:: AIM OF THE EXERCISE ::
Go through the entries below and work out how many lines include "Hematopoietic"; give only that number.

:: Extracts from a graphics dataset ::
──────────────────────────────

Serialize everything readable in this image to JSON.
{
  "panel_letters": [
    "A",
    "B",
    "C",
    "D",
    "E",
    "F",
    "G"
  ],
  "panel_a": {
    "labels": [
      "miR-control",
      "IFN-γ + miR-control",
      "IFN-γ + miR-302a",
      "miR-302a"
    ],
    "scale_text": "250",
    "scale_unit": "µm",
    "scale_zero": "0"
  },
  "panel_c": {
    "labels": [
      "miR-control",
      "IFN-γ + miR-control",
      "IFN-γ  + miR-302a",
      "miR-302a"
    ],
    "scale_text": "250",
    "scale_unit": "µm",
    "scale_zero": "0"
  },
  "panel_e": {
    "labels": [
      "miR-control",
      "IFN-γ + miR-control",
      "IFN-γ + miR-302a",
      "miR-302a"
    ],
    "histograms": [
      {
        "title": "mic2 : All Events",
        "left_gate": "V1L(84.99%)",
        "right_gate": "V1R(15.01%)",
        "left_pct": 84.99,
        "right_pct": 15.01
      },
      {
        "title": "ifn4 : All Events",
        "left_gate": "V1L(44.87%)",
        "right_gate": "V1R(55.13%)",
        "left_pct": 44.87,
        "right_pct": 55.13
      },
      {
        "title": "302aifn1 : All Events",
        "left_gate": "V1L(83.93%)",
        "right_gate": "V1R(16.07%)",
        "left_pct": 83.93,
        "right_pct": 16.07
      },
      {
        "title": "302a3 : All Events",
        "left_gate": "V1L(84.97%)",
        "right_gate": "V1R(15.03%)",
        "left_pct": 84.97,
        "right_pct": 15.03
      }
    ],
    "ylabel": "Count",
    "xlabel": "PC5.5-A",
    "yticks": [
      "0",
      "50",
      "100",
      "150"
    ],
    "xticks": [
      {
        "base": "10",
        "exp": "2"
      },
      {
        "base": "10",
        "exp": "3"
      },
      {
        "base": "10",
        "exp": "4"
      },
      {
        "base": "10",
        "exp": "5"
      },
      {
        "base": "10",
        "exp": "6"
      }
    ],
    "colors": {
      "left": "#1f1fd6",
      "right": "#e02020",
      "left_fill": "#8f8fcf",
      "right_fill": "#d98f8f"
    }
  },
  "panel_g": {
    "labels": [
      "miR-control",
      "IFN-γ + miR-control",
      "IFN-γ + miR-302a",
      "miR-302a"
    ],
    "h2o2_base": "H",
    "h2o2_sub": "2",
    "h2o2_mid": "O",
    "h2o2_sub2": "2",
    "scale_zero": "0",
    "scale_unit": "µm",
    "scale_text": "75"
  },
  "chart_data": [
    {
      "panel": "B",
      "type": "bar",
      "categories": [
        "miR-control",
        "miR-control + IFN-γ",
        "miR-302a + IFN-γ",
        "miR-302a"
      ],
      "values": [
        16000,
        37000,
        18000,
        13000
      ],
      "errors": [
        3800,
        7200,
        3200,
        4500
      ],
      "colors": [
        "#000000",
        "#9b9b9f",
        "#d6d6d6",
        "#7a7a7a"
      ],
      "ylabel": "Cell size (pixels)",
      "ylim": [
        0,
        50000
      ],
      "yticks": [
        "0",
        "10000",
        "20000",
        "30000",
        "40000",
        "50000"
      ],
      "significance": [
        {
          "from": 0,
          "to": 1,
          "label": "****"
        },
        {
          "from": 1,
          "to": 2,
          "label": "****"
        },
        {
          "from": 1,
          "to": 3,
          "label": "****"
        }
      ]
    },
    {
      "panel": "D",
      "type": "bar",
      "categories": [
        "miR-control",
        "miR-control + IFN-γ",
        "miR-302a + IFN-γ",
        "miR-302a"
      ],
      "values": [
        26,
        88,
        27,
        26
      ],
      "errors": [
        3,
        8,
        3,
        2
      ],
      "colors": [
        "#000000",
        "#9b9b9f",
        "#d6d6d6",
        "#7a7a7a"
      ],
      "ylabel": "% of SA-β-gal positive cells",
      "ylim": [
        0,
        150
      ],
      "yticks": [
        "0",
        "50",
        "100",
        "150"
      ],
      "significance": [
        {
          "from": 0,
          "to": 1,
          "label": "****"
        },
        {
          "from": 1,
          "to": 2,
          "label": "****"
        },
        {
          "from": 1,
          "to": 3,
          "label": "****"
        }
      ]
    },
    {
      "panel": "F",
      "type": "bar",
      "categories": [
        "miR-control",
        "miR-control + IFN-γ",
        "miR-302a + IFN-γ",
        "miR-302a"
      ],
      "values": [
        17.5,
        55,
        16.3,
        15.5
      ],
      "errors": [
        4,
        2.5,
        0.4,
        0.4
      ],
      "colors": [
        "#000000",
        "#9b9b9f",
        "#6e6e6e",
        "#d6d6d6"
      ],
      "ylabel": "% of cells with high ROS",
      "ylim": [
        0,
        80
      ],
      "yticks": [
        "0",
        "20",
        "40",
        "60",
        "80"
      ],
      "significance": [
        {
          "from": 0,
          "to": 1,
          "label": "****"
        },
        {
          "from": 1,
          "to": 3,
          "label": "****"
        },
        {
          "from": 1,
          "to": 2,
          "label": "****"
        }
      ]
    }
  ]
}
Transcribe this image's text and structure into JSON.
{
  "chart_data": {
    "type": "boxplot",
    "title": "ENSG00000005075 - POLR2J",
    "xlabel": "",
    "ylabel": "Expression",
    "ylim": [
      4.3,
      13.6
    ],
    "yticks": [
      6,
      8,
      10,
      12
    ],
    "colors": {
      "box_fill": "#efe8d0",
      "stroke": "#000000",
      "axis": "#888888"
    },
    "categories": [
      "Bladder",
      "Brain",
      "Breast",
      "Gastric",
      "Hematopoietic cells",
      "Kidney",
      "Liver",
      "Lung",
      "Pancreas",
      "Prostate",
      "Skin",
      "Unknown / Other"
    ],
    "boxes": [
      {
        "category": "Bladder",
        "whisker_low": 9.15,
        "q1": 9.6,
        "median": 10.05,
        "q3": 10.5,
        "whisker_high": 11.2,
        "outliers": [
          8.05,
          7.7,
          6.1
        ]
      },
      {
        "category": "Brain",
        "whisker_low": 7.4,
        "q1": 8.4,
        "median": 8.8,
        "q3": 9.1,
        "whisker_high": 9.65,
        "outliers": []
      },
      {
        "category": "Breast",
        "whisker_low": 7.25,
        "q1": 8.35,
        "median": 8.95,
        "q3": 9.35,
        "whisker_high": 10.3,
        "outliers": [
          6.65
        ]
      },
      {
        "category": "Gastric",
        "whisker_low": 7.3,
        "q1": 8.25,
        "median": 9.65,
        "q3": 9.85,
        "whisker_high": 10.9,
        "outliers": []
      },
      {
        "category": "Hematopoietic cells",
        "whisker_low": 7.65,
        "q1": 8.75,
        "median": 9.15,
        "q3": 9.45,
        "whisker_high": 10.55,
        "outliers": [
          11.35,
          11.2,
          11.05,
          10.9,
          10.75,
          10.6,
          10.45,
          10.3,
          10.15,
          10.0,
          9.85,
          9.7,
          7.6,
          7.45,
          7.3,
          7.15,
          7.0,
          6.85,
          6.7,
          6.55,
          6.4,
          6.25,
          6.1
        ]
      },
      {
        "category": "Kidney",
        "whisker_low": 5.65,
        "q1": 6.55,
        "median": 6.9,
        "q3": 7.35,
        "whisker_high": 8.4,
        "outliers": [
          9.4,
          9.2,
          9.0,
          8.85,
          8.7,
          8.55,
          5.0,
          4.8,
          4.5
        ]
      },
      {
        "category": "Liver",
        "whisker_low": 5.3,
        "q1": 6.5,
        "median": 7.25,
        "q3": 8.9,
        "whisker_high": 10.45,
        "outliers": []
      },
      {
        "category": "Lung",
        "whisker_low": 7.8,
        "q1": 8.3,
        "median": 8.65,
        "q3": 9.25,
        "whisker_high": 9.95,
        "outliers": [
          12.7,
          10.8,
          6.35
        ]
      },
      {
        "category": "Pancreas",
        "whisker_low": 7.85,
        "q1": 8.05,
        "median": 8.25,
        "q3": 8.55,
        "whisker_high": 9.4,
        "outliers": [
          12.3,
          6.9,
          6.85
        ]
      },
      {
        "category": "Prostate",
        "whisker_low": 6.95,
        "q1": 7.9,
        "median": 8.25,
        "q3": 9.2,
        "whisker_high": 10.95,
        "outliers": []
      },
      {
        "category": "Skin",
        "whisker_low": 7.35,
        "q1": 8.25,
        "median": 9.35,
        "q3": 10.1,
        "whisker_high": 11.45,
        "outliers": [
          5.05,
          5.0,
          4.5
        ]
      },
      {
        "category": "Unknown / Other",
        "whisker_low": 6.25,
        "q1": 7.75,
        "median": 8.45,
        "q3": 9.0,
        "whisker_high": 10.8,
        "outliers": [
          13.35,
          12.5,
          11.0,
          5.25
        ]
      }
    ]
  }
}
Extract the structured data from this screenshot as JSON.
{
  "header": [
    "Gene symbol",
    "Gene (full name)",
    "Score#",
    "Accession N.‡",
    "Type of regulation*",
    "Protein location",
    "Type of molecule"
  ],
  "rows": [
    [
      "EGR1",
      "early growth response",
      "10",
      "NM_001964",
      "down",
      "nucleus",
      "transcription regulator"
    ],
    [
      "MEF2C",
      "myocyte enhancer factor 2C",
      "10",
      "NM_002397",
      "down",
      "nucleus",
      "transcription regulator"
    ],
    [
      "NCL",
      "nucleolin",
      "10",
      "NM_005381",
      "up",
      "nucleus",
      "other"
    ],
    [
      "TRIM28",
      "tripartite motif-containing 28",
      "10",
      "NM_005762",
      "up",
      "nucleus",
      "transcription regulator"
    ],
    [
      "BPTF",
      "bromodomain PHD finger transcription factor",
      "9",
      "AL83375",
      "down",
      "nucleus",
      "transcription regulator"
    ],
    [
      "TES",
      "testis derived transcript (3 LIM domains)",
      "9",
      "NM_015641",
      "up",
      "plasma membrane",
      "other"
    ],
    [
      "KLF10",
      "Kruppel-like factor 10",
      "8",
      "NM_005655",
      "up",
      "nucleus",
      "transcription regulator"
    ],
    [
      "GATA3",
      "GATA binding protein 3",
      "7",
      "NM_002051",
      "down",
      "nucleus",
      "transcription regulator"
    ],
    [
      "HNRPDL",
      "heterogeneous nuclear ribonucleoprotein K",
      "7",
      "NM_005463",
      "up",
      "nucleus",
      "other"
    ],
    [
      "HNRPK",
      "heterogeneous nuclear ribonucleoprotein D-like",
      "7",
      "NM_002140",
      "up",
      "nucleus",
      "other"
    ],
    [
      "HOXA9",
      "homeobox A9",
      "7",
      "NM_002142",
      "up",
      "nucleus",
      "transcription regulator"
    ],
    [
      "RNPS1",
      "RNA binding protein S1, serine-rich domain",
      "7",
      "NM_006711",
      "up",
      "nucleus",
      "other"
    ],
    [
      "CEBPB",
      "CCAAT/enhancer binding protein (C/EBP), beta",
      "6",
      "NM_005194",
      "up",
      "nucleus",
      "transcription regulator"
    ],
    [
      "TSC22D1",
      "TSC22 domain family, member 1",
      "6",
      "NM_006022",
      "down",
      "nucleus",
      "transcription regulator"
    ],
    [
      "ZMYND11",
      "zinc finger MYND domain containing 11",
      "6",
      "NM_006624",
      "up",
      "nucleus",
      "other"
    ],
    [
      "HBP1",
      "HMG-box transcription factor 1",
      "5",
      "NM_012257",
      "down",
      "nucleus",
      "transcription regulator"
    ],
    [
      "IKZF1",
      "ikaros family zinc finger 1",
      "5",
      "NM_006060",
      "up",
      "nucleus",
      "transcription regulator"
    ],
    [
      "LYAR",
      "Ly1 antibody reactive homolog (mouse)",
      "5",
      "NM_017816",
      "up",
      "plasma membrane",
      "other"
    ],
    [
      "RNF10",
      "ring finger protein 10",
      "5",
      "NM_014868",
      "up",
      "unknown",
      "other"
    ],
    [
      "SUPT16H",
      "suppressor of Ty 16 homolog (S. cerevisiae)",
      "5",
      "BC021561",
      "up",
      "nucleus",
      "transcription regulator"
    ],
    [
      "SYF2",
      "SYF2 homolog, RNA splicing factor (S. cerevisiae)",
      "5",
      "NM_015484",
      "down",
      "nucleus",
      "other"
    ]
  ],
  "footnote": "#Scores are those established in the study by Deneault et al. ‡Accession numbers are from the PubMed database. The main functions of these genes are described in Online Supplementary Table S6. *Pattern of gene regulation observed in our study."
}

──────────────────────────────

:: RESULT BELOW ::
2